▸ EXERCISE DIRECTIONS:
The answer is a single number: how many lines hold the string "Matters".

-- Begin SUPPLIED ENTRIES --

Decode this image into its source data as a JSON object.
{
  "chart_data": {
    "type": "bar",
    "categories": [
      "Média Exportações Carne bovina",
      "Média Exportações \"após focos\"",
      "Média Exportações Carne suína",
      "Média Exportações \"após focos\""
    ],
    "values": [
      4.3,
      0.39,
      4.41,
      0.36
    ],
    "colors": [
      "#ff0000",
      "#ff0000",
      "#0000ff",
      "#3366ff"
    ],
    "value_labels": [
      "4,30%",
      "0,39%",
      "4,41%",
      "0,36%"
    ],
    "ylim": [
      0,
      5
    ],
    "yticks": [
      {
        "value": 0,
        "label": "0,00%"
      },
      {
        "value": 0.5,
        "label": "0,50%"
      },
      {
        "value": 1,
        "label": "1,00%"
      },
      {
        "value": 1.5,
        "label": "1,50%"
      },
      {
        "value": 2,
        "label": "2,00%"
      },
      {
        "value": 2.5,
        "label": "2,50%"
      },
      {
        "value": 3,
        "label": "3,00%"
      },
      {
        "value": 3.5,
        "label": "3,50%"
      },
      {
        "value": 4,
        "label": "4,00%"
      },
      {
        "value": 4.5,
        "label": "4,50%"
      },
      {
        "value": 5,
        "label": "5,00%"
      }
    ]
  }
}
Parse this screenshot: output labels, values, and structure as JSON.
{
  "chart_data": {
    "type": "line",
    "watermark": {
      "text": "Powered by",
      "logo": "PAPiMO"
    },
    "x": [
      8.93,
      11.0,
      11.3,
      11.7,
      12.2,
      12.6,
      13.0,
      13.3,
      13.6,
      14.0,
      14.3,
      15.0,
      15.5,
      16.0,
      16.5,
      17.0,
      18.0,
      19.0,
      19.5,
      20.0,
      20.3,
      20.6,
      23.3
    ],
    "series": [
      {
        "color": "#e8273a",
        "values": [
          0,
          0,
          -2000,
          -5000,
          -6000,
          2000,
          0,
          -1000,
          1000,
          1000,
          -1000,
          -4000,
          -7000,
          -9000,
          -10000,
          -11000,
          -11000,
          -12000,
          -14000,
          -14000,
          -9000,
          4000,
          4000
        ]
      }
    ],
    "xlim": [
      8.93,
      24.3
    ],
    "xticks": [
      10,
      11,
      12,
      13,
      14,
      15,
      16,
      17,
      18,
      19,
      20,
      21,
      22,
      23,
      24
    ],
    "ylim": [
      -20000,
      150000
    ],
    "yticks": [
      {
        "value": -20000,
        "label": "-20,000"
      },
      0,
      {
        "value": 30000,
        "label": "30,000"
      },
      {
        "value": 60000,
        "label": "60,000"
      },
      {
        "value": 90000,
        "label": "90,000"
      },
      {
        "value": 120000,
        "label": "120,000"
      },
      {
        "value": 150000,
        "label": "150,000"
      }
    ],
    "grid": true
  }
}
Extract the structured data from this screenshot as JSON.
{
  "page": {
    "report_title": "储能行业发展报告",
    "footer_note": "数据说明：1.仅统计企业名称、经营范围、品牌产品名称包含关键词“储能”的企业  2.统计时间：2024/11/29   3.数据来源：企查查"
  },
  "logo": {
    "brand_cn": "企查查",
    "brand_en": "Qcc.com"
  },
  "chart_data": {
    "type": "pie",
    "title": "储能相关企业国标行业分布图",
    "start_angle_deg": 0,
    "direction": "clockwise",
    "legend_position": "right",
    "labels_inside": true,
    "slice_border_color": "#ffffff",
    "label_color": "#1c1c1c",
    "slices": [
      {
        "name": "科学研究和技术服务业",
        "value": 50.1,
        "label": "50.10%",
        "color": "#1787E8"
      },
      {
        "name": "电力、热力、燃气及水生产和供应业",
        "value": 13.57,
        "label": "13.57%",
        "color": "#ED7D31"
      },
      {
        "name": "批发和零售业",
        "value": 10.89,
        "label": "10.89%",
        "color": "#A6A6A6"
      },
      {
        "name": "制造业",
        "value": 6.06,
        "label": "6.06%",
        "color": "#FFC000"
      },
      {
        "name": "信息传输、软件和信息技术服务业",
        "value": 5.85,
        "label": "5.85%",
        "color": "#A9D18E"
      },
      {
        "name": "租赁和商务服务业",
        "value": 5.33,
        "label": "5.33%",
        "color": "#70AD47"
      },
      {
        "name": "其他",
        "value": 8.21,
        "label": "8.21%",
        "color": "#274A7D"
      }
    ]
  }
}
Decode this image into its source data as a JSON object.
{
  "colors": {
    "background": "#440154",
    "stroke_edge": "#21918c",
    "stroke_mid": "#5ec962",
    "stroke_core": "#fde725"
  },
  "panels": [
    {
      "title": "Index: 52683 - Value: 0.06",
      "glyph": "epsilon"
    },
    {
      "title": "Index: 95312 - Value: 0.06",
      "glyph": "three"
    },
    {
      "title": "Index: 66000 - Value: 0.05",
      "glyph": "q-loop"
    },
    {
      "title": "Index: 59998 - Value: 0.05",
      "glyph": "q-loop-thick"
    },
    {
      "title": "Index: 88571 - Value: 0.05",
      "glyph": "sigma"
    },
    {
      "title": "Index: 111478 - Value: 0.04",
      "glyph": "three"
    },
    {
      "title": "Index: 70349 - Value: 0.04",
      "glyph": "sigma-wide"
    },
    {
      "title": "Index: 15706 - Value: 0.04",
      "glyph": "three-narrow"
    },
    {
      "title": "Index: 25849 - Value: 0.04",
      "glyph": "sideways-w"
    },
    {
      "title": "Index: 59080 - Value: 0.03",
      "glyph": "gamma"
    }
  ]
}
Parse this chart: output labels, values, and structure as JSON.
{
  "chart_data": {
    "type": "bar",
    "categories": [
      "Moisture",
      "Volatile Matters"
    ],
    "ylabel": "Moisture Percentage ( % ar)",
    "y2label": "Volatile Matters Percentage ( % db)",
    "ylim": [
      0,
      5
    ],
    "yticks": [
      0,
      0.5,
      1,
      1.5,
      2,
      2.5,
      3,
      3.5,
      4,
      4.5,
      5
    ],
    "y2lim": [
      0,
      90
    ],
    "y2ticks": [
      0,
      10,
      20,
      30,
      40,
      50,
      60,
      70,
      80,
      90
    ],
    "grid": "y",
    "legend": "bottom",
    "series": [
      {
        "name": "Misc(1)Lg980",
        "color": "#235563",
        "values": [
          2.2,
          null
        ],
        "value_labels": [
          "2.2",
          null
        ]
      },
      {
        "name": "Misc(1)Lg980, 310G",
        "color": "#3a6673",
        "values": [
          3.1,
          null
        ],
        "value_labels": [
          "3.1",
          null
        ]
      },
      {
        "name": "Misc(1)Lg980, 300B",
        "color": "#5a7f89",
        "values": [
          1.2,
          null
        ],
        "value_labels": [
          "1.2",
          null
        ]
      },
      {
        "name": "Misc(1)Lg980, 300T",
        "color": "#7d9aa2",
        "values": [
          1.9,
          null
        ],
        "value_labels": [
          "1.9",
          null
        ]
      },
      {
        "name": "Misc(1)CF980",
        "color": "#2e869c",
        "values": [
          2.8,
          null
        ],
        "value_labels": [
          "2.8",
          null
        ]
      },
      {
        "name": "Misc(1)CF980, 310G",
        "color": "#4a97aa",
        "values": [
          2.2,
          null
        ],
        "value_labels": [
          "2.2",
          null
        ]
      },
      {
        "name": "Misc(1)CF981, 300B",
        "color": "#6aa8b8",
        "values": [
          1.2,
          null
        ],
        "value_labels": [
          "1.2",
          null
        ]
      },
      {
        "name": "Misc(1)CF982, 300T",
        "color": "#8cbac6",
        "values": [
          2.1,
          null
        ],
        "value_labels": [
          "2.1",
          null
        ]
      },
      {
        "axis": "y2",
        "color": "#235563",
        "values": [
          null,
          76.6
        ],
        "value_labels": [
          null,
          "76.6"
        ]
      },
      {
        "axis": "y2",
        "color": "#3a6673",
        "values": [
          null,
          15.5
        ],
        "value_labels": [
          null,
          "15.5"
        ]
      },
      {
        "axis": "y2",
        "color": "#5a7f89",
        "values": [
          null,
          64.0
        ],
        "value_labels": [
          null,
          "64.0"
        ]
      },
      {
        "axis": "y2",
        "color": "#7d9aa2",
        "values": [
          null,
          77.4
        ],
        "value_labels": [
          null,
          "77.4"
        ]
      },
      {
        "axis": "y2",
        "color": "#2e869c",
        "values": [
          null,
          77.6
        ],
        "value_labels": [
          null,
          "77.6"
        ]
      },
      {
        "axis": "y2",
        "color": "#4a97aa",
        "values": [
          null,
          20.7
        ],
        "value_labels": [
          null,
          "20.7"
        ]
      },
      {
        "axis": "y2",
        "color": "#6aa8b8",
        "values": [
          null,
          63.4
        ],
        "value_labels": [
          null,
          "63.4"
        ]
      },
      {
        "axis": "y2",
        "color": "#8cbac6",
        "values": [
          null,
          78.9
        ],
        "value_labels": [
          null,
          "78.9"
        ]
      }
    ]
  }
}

-- End SUPPLIED ENTRIES --

▸ RESULT OF THIS EXERCISE:
2